** Start MATERIAL FOR THIS TASK **

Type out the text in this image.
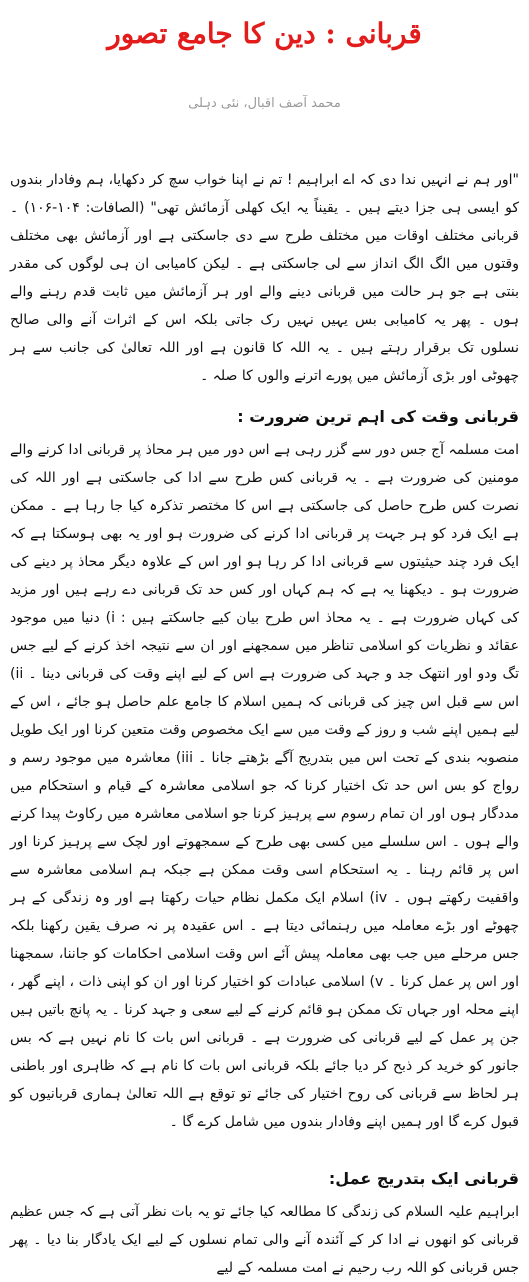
قربانی : دین کا جامع تصور
محمد آصف اقبال، نئی دہلی

"اور ہم نے انہیں ندا دی کہ اے ابراہیم ! تم نے اپنا خواب سچ کر دکھایا، ہم وفادار بندوں کو ایسی ہی جزا دیتے ہیں ۔ یقیناً یہ ایک کھلی آزمائش تھی" (الصافات: ۱۰۴-۱۰۶) ۔ قربانی مختلف اوقات میں مختلف طرح سے دی جاسکتی ہے اور آزمائش بھی مختلف وقتوں میں الگ الگ انداز سے لی جاسکتی ہے ۔ لیکن کامیابی ان ہی لوگوں کی مقدر بنتی ہے جو ہر حالت میں قربانی دینے والے اور ہر آزمائش میں ثابت قدم رہنے والے ہوں ۔ پھر یہ کامیابی بس یہیں نہیں رک جاتی بلکہ اس کے اثرات آنے والی صالح نسلوں تک برقرار رہتے ہیں ۔ یہ اللہ کا قانون ہے اور اللہ تعالیٰ کی جانب سے ہر چھوٹی اور بڑی آزمائش میں پورے اترنے والوں کا صلہ ۔

قربانی وقت کی اہم ترین ضرورت :

امت مسلمہ آج جس دور سے گزر رہی ہے اس دور میں ہر محاذ پر قربانی ادا کرنے والے مومنین کی ضرورت ہے ۔ یہ قربانی کس طرح سے ادا کی جاسکتی ہے اور اللہ کی نصرت کس طرح حاصل کی جاسکتی ہے اس کا مختصر تذکرہ کیا جا رہا ہے ۔ ممکن ہے ایک فرد کو ہر جہت پر قربانی ادا کرنے کی ضرورت ہو اور یہ بھی ہوسکتا ہے کہ ایک فرد چند حیثیتوں سے قربانی ادا کر رہا ہو اور اس کے علاوہ دیگر محاذ پر دینے کی ضرورت ہو ۔ دیکھنا یہ ہے کہ ہم کہاں اور کس حد تک قربانی دے رہے ہیں اور مزید کی کہاں ضرورت ہے ۔ یہ محاذ اس طرح بیان کیے جاسکتے ہیں : i) دنیا میں موجود عقائد و نظریات کو اسلامی تناظر میں سمجھنے اور ان سے نتیجہ اخذ کرنے کے لیے جس تگ ودو اور انتھک جد و جہد کی ضرورت ہے اس کے لیے اپنے وقت کی قربانی دینا ۔ ii) اس سے قبل اس چیز کی قربانی کہ ہمیں اسلام کا جامع علم حاصل ہو جائے ، اس کے لیے ہمیں اپنے شب و روز کے وقت میں سے ایک مخصوص وقت متعین کرنا اور ایک طویل منصوبہ بندی کے تحت اس میں بتدریج آگے بڑھتے جانا ۔ iii) معاشرہ میں موجود رسم و رواج کو بس اس حد تک اختیار کرنا کہ جو اسلامی معاشرہ کے قیام و استحکام میں مددگار ہوں اور ان تمام رسوم سے پرہیز کرنا جو اسلامی معاشرہ میں رکاوٹ پیدا کرنے والے ہوں ۔ اس سلسلے میں کسی بھی طرح کے سمجھوتے اور لچک سے پرہیز کرنا اور اس پر قائم رہنا ۔ یہ استحکام اسی وقت ممکن ہے جبکہ ہم اسلامی معاشرہ سے واقفیت رکھتے ہوں ۔ iv) اسلام ایک مکمل نظام حیات رکھتا ہے اور وہ زندگی کے ہر چھوٹے اور بڑے معاملہ میں رہنمائی دیتا ہے ۔ اس عقیدہ پر نہ صرف یقین رکھنا بلکہ جس مرحلے میں جب بھی معاملہ پیش آئے اس وقت اسلامی احکامات کو جاننا، سمجھنا اور اس پر عمل کرنا ۔ v) اسلامی عبادات کو اختیار کرنا اور ان کو اپنی ذات ، اپنے گھر ، اپنے محلہ اور جہاں تک ممکن ہو قائم کرنے کے لیے سعی و جہد کرنا ۔ یہ پانچ باتیں ہیں جن پر عمل کے لیے قربانی کی ضرورت ہے ۔ قربانی اس بات کا نام نہیں ہے کہ بس جانور کو خرید کر ذبح کر دیا جائے بلکہ قربانی اس بات کا نام ہے کہ ظاہری اور باطنی ہر لحاظ سے قربانی کی روح اختیار کی جائے تو توقع ہے اللہ تعالیٰ ہماری قربانیوں کو قبول کرے گا اور ہمیں اپنے وفادار بندوں میں شامل کرے گا ۔

قربانی ایک بتدریج عمل:

ابراہیم علیہ السلام کی زندگی کا مطالعہ کیا جائے تو یہ بات نظر آتی ہے کہ جس عظیم قربانی کو انھوں نے ادا کر کے آئندہ آنے والی تمام نسلوں کے لیے ایک یادگار بنا دیا ۔ پھر جس قربانی کو اللہ رب رحیم نے امت مسلمہ کے لیے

** End MATERIAL FOR THIS TASK **

*WRITTEN TASK*
Return the records exactly. Don't carry the pictures over.

*OUTPUT OF THE EXERCISE*
Type out the text in this image.
قربانی : دین کا جامع تصور
محمد آصف اقبال، نئی دہلی

"اور ہم نے انہیں ندا دی کہ اے ابراہیم ! تم نے اپنا خواب سچ کر دکھایا، ہم وفادار بندوں کو ایسی ہی جزا دیتے ہیں ۔ یقیناً یہ ایک کھلی آزمائش تھی" (الصافات: ۱۰۴-۱۰۶) ۔ قربانی مختلف اوقات میں مختلف طرح سے دی جاسکتی ہے اور آزمائش بھی مختلف وقتوں میں الگ الگ انداز سے لی جاسکتی ہے ۔ لیکن کامیابی ان ہی لوگوں کی مقدر بنتی ہے جو ہر حالت میں قربانی دینے والے اور ہر آزمائش میں ثابت قدم رہنے والے ہوں ۔ پھر یہ کامیابی بس یہیں نہیں رک جاتی بلکہ اس کے اثرات آنے والی صالح نسلوں تک برقرار رہتے ہیں ۔ یہ اللہ کا قانون ہے اور اللہ تعالیٰ کی جانب سے ہر چھوٹی اور بڑی آزمائش میں پورے اترنے والوں کا صلہ ۔

قربانی وقت کی اہم ترین ضرورت :

امت مسلمہ آج جس دور سے گزر رہی ہے اس دور میں ہر محاذ پر قربانی ادا کرنے والے مومنین کی ضرورت ہے ۔ یہ قربانی کس طرح سے ادا کی جاسکتی ہے اور اللہ کی نصرت کس طرح حاصل کی جاسکتی ہے اس کا مختصر تذکرہ کیا جا رہا ہے ۔ ممکن ہے ایک فرد کو ہر جہت پر قربانی ادا کرنے کی ضرورت ہو اور یہ بھی ہوسکتا ہے کہ ایک فرد چند حیثیتوں سے قربانی ادا کر رہا ہو اور اس کے علاوہ دیگر محاذ پر دینے کی ضرورت ہو ۔ دیکھنا یہ ہے کہ ہم کہاں اور کس حد تک قربانی دے رہے ہیں اور مزید کی کہاں ضرورت ہے ۔ یہ محاذ اس طرح بیان کیے جاسکتے ہیں : i) دنیا میں موجود عقائد و نظریات کو اسلامی تناظر میں سمجھنے اور ان سے نتیجہ اخذ کرنے کے لیے جس تگ ودو اور انتھک جد و جہد کی ضرورت ہے اس کے لیے اپنے وقت کی قربانی دینا ۔ ii) اس سے قبل اس چیز کی قربانی کہ ہمیں اسلام کا جامع علم حاصل ہو جائے ، اس کے لیے ہمیں اپنے شب و روز کے وقت میں سے ایک مخصوص وقت متعین کرنا اور ایک طویل منصوبہ بندی کے تحت اس میں بتدریج آگے بڑھتے جانا ۔ iii) معاشرہ میں موجود رسم و رواج کو بس اس حد تک اختیار کرنا کہ جو اسلامی معاشرہ کے قیام و استحکام میں مددگار ہوں اور ان تمام رسوم سے پرہیز کرنا جو اسلامی معاشرہ میں رکاوٹ پیدا کرنے والے ہوں ۔ اس سلسلے میں کسی بھی طرح کے سمجھوتے اور لچک سے پرہیز کرنا اور اس پر قائم رہنا ۔ یہ استحکام اسی وقت ممکن ہے جبکہ ہم اسلامی معاشرہ سے واقفیت رکھتے ہوں ۔ iv) اسلام ایک مکمل نظام حیات رکھتا ہے اور وہ زندگی کے ہر چھوٹے اور بڑے معاملہ میں رہنمائی دیتا ہے ۔ اس عقیدہ پر نہ صرف یقین رکھنا بلکہ جس مرحلے میں جب بھی معاملہ پیش آئے اس وقت اسلامی احکامات کو جاننا، سمجھنا اور اس پر عمل کرنا ۔ v) اسلامی عبادات کو اختیار کرنا اور ان کو اپنی ذات ، اپنے گھر ، اپنے محلہ اور جہاں تک ممکن ہو قائم کرنے کے لیے سعی و جہد کرنا ۔ یہ پانچ باتیں ہیں جن پر عمل کے لیے قربانی کی ضرورت ہے ۔ قربانی اس بات کا نام نہیں ہے کہ بس جانور کو خرید کر ذبح کر دیا جائے بلکہ قربانی اس بات کا نام ہے کہ ظاہری اور باطنی ہر لحاظ سے قربانی کی روح اختیار کی جائے تو توقع ہے اللہ تعالیٰ ہماری قربانیوں کو قبول کرے گا اور ہمیں اپنے وفادار بندوں میں شامل کرے گا ۔

قربانی ایک بتدریج عمل:

ابراہیم علیہ السلام کی زندگی کا مطالعہ کیا جائے تو یہ بات نظر آتی ہے کہ جس عظیم قربانی کو انھوں نے ادا کر کے آئندہ آنے والی تمام نسلوں کے لیے ایک یادگار بنا دیا ۔ پھر جس قربانی کو اللہ رب رحیم نے امت مسلمہ کے لیے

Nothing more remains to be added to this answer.